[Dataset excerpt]
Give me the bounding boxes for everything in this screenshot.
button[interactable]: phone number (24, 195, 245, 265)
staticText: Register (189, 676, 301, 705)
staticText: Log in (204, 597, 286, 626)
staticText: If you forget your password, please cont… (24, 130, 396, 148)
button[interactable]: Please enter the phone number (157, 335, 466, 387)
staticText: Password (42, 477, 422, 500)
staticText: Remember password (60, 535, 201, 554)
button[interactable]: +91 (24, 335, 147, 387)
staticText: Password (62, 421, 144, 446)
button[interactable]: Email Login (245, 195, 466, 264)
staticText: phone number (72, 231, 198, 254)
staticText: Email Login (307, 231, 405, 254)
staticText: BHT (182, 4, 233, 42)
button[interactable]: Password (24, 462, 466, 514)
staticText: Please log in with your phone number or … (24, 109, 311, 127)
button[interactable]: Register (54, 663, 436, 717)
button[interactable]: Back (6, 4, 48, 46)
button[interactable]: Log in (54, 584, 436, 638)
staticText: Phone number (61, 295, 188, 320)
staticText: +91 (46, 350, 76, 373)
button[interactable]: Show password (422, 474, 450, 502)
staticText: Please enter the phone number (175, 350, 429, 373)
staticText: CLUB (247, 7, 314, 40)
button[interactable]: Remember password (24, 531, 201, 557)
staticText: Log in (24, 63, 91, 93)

### What needs to be done
Tally the rows above that contain the string "button", matching case exactly, and give only the number.

### Reply
10